## WRITTEN EXERCISE
Go through the data and copy every line exactly, but not the images.

## Stored data
****************

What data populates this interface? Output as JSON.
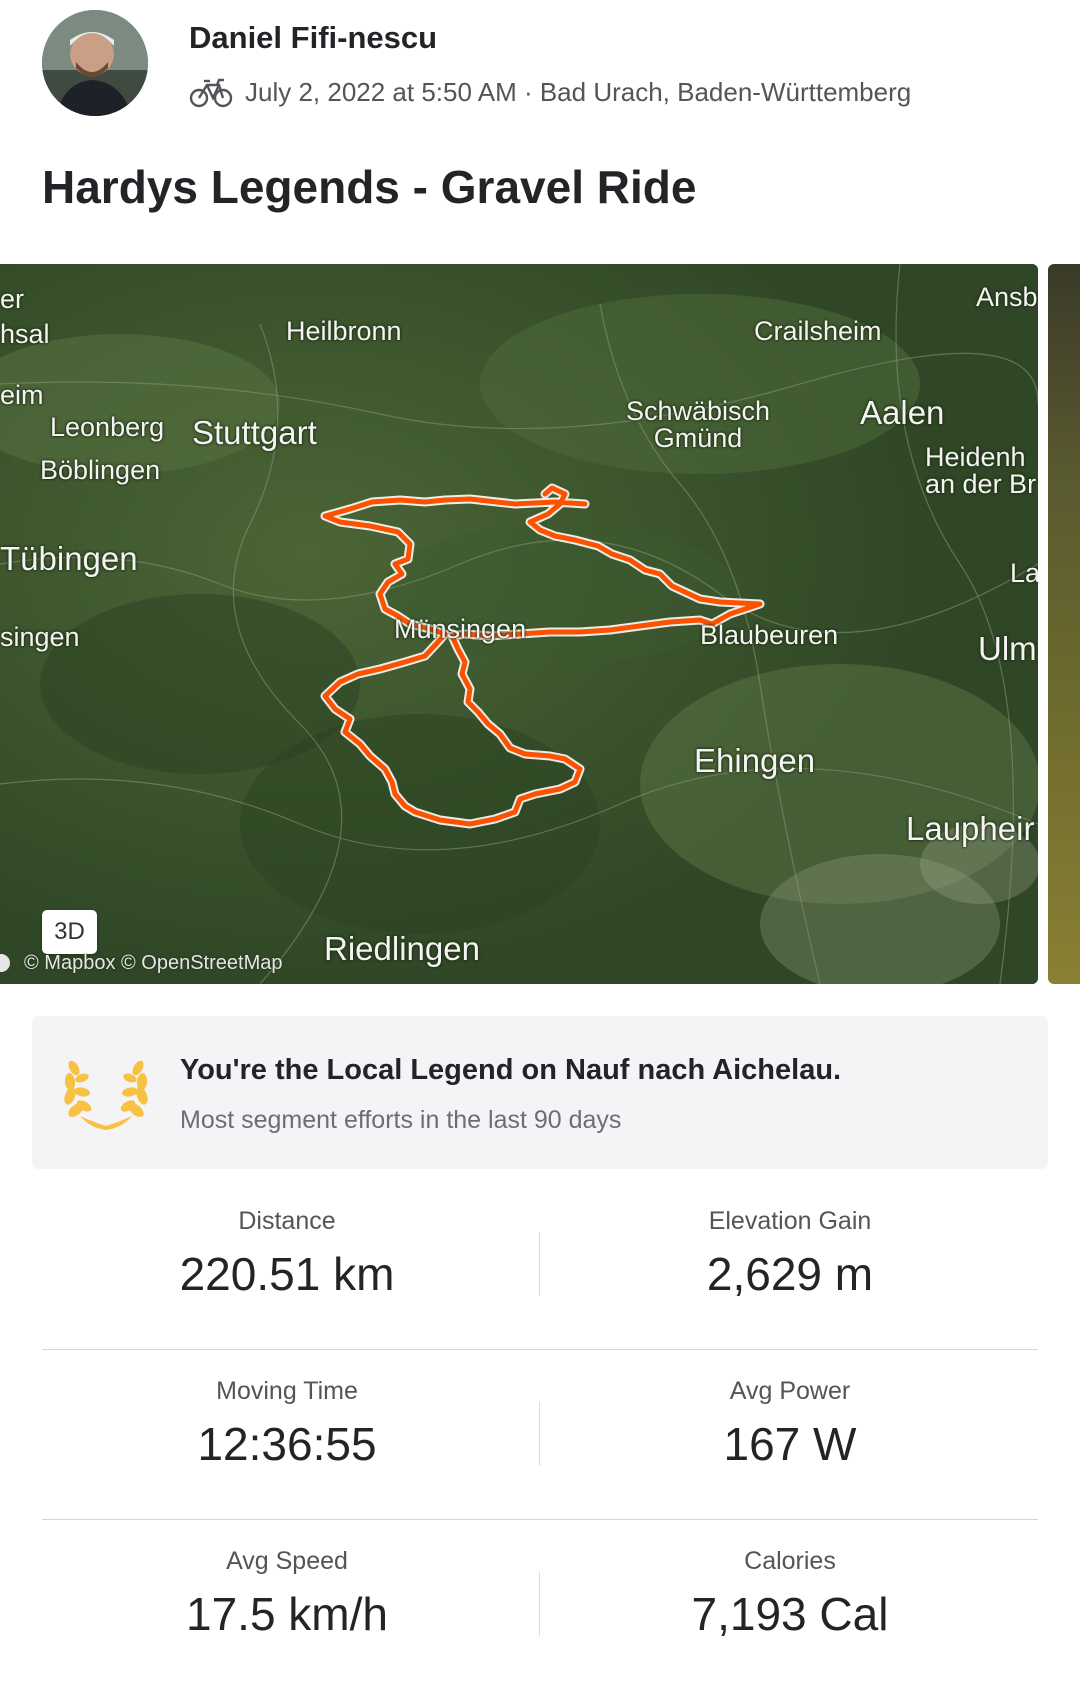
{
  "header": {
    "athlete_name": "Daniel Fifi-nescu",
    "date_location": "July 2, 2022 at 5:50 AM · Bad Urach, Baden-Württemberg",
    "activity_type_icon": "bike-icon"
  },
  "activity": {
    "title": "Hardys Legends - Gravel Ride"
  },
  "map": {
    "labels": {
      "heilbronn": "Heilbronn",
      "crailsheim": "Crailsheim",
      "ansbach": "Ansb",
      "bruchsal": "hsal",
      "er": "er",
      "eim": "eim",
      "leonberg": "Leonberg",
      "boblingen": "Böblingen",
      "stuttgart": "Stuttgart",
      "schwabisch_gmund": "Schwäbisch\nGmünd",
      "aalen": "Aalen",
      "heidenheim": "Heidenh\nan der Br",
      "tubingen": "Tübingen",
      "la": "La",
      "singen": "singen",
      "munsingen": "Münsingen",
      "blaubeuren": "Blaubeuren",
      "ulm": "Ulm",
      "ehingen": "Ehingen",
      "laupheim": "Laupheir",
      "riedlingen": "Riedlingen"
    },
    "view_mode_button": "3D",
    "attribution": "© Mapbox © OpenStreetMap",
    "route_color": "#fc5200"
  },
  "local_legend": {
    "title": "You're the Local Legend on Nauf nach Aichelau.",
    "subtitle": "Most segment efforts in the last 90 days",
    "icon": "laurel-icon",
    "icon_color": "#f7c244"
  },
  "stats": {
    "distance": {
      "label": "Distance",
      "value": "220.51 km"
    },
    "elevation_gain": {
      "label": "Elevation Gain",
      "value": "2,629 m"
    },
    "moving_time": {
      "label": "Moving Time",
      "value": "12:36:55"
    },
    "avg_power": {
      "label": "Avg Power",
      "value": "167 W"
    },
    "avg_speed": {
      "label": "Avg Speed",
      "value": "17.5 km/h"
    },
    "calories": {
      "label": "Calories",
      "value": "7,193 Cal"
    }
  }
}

****************

## EXERCISE SOLUTION
What data populates this interface? Output as JSON.
{
  "header": {
    "athlete_name": "Daniel Fifi-nescu",
    "date_location": "July 2, 2022 at 5:50 AM · Bad Urach, Baden-Württemberg",
    "activity_type_icon": "bike-icon"
  },
  "activity": {
    "title": "Hardys Legends - Gravel Ride"
  },
  "map": {
    "labels": {
      "heilbronn": "Heilbronn",
      "crailsheim": "Crailsheim",
      "ansbach": "Ansb",
      "bruchsal": "hsal",
      "er": "er",
      "eim": "eim",
      "leonberg": "Leonberg",
      "boblingen": "Böblingen",
      "stuttgart": "Stuttgart",
      "schwabisch_gmund": "Schwäbisch\nGmünd",
      "aalen": "Aalen",
      "heidenheim": "Heidenh\nan der Br",
      "tubingen": "Tübingen",
      "la": "La",
      "singen": "singen",
      "munsingen": "Münsingen",
      "blaubeuren": "Blaubeuren",
      "ulm": "Ulm",
      "ehingen": "Ehingen",
      "laupheim": "Laupheir",
      "riedlingen": "Riedlingen"
    },
    "view_mode_button": "3D",
    "attribution": "© Mapbox © OpenStreetMap",
    "route_color": "#fc5200"
  },
  "local_legend": {
    "title": "You're the Local Legend on Nauf nach Aichelau.",
    "subtitle": "Most segment efforts in the last 90 days",
    "icon": "laurel-icon",
    "icon_color": "#f7c244"
  },
  "stats": {
    "distance": {
      "label": "Distance",
      "value": "220.51 km"
    },
    "elevation_gain": {
      "label": "Elevation Gain",
      "value": "2,629 m"
    },
    "moving_time": {
      "label": "Moving Time",
      "value": "12:36:55"
    },
    "avg_power": {
      "label": "Avg Power",
      "value": "167 W"
    },
    "avg_speed": {
      "label": "Avg Speed",
      "value": "17.5 km/h"
    },
    "calories": {
      "label": "Calories",
      "value": "7,193 Cal"
    }
  }
}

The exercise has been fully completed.